--- Text to read ---
United States District Court, S.D. Indiana, Indianapolis Division

May 14, 2014

JOSEPH DALE LEWIS, Plaintiff,
v.
RICHARD HITE, Chief of Police, AUSTIN BLACK, IMPD Detective, and CHRISTOPHER EDWARDS, IMPD Detective, Defendants.

ENTRY ON REMAINING DEFENDANTS' MOTION FOR SUMMARY JUDGMENT

WILLIAM T. LAWRENCE, District Judge.

This cause is before the Court on the motion for summary judgment filed by Defendants Richard Hite, Austin Black, and Christopher Edwards (dkt. no. 91). The motion is fully briefed, and the Court, being duly advised, GRANTS the motion for the reasons set forth below. In light of this ruling, the Court DENIES AS MOOT Defendants' motion to strike Plaintiff's supplemental video evidence (dkt. no. 102).

I. STANDARD

Federal Rule of Civil Procedure 56(a) provides that summary judgment is appropriate "if the movant shows that there is no genuine dispute as to any material fact and the movant is entitled to judgment as a matter of law." In ruling on a motion for summary judgment, the Court accepts as true the admissible evidence presented by the non-moving party and draws all reasonable inferences in the non-movant's favor. Zerante v. DeLuca, 555 F.3d 582, 584 (7th Cir. 2009). However, "[a] party who bears the burden of proof on a particular issue may not rest on its pleadings, but must affirmatively demonstrate, by specific factual allegations, that there is a genuine issue of material fact that requires trial." Id. Finally, the non-moving party bears the burden of specifically identifying the relevant evidence of record, and "the court is not required to scour the record in search of evidence to defeat a motion for summary judgment." Ritchie v. Glidden Co., 242 F.3d 713, 723 (7th Cir. 2001).
---
* [Short problem 1]: Convert the records, from their first line through the line containing "x-axis-title: Percent of", into a numbered list, omitting any blank lines.
--- Records for processing ---
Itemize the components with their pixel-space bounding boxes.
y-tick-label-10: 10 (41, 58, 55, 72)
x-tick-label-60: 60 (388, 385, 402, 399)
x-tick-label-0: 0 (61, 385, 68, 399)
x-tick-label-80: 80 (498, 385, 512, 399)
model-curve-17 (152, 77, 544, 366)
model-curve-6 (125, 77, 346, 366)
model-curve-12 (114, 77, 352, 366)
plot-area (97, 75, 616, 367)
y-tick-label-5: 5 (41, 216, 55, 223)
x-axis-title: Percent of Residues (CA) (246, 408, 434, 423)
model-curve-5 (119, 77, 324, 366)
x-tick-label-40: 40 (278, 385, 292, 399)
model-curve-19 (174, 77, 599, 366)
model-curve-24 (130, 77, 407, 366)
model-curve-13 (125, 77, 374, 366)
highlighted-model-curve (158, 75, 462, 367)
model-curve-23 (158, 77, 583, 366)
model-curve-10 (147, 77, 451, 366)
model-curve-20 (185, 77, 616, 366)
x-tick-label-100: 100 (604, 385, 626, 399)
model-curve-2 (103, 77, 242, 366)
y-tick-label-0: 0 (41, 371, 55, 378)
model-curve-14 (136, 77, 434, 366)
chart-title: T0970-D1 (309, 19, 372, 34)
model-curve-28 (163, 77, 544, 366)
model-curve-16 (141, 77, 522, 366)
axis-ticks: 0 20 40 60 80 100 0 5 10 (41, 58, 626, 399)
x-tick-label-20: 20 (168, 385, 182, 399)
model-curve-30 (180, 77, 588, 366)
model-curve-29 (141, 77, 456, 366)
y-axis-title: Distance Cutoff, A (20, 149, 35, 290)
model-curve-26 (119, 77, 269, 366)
---
* [Short problem 2]: Carry on the court's ruling on the summary judgment motion from the point where it ends.

* [Task output 1]:
1. Itemize the components with their pixel-space bounding boxes.
2. y-tick-label-10: 10 (41, 58, 55, 72)
3. x-tick-label-60: 60 (388, 385, 402, 399)
4. x-tick-label-0: 0 (61, 385, 68, 399)
5. x-tick-label-80: 80 (498, 385, 512, 399)
6. model-curve-17 (152, 77, 544, 366)
7. model-curve-6 (125, 77, 346, 366)
8. model-curve-12 (114, 77, 352, 366)
9. plot-area (97, 75, 616, 367)
10. y-tick-label-5: 5 (41, 216, 55, 223)
11. x-axis-title: Percent of Residues (CA) (246, 408, 434, 423)

* [Task output 2]:
II. BACKGROUND

The relevant facts of record, viewed in the light most favorable to Lewis, the non-moving party, are as follow.

On April 24, 2011, Indianapolis Metropolitan Police Department (IMPD) Officer Christopher Edwards responded to a domestic violence and attempted rape call made by Angela Crook. After Officer Edwards arrived at Crook's home, Crook accused Lewis, her then live-in boyfriend, of punching her in the face, arms, and legs, choking her, forcefully pushing her head into a toilet, and attempting to rape her. Officer Edwards observed strangulation marks on Crook's neck and abrasions and bruises on her face, arms, legs, and torso.[1] Thereafter, officers searched the residence and found Lewis asleep in bed. Officer Edwards ultimately determined that probable cause existed to arrest Lewis. As such, Lewis was taken into custody and booked under the following charges: (1) criminal confinement as a Class D felony, (2) strangulation as a Class D felony, (3) domestic battery as a Class A misdemeanor, (4) battery as a Class A misdemeanor, (5) rape as a Class B felony, (6) domestic battery as a Class D felony and battery as a Class D felony.[2] Based on these potential charges, the court set Lewis' bond at $160, 000. During Lewis' Bond hearing on April 27, 2011, however, Crook recanted the allegations and Lewis was released. As a result of Crook's recantation, the charges stemming from the incident were dismissed. Because Lewis spent three days in jail, however, he "was fired from [his job at] Stingray Systems." Second Am. Compl. at 13.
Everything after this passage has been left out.